My doctor did an excellent job on my hysterectomy 2 1/2 years ago and I still developed adhesions; I just had my right ovary and adhesions removed last month.

Your doctor may have done an excellent job when your hysterectomy was done - you can still develop adhesions. In fact they are an almost inevitable outcome of surgery - about 95% of women undergoing a hysterectomy will develop adhesions. Not all adhesions will cause pain or problems. Some people go through life never even knowing they have them. Then there are those that can have a small amount of them but suffer a great deal of pain & sometimes ongoing health issues because of them. Their location and what they are adhered to can make a big difference in the issues they may create. Adhesions can be a very real aftermath of undergoing this surgery or any other surgery. The pain they may cause can be quite severe as can the possible complications they can cause.

Pelvic adhesions are abnormal bands of scar tissue that form in the pelvis and cause organs to stick or bind to one another. Adhesions occur in the majority of women who have pelvic surgery. Adhesions are a common and occasionally serious outcome of surgery of all kinds, including hysterectomy. Adhesions that form after surgery in the pelvic area are among the leading causes of post-operative pelvic pain and bowel problems.

(ACTIVITY) In the text on adhesions after hysterectomy, about what percentage of women undergoing a hysterectomy will develop adhesions?

(MATERIAL SHOWN)

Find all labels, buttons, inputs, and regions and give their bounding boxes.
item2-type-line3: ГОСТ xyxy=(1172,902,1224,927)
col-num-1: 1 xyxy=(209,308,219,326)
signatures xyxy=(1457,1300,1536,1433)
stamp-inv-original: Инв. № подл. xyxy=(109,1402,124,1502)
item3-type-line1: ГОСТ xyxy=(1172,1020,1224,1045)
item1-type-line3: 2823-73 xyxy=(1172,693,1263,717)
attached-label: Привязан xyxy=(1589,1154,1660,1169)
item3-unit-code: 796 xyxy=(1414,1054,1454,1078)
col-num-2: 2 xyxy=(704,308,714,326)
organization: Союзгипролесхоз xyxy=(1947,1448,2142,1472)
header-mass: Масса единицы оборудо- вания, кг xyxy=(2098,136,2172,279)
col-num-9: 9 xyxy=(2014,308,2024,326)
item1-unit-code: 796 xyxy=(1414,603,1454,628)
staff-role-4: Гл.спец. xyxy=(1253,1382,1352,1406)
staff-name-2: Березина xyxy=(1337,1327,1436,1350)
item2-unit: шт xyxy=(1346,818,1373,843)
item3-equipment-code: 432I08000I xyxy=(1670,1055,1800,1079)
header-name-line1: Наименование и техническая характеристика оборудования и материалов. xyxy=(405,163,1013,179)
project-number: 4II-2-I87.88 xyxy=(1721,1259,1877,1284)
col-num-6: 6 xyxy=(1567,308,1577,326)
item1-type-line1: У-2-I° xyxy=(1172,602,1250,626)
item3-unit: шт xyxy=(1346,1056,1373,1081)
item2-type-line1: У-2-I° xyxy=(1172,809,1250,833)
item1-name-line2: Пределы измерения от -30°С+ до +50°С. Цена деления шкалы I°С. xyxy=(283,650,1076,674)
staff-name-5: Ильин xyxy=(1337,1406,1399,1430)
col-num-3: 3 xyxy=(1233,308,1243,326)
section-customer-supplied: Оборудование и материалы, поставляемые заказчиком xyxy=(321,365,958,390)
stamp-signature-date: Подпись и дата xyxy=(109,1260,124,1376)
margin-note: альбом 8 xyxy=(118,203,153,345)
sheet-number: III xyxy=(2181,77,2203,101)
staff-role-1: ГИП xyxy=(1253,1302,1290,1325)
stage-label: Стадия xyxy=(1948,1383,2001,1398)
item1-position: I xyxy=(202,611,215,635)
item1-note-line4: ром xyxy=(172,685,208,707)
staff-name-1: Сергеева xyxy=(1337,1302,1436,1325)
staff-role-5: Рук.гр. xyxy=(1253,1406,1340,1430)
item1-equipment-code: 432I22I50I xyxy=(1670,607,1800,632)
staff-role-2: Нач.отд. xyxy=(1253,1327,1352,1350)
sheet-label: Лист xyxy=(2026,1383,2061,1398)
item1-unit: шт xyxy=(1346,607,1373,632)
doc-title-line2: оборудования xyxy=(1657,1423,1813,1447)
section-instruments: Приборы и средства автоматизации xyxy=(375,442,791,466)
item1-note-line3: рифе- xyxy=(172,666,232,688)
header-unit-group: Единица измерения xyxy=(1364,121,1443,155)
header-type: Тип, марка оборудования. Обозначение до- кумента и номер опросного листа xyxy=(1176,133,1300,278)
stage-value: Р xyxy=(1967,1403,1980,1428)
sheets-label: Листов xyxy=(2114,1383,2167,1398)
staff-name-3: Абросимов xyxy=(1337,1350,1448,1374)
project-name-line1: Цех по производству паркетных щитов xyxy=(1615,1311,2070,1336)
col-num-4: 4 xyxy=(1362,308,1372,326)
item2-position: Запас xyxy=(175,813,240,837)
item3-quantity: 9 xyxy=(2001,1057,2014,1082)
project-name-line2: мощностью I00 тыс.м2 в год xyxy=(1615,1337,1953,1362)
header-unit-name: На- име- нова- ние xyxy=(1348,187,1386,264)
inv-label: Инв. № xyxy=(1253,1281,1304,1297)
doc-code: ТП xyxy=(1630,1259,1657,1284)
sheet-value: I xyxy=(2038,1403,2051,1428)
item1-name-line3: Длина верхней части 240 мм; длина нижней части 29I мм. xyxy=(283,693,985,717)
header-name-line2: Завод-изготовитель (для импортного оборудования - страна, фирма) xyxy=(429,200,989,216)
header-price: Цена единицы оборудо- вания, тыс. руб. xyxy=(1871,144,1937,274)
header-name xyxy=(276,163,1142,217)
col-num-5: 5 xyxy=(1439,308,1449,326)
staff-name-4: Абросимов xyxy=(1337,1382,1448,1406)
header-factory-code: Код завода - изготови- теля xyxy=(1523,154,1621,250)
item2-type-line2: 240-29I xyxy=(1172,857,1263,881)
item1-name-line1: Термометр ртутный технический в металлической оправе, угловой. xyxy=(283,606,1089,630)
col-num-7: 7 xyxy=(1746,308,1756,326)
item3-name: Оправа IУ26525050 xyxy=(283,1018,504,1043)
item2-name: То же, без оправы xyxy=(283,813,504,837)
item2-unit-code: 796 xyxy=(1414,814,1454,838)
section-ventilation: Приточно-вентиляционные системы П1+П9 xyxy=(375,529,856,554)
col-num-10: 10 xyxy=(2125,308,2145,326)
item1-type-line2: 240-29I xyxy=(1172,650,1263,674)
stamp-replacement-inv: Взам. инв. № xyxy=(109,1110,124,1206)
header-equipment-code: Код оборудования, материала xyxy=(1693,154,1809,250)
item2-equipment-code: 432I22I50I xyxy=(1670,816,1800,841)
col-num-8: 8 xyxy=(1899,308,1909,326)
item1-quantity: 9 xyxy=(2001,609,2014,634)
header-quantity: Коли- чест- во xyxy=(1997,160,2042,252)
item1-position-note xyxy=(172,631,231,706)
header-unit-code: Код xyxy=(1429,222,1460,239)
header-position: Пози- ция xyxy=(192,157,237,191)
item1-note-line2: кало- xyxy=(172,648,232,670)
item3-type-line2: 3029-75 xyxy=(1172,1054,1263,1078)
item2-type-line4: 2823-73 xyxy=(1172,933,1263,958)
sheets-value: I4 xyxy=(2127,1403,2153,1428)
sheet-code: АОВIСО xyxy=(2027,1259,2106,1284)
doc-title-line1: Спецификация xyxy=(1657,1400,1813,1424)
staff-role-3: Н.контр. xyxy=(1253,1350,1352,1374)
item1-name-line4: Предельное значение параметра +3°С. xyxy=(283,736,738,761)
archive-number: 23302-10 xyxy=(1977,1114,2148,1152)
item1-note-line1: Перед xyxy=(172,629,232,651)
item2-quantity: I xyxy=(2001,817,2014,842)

(RESPONSE BELOW) About 95%.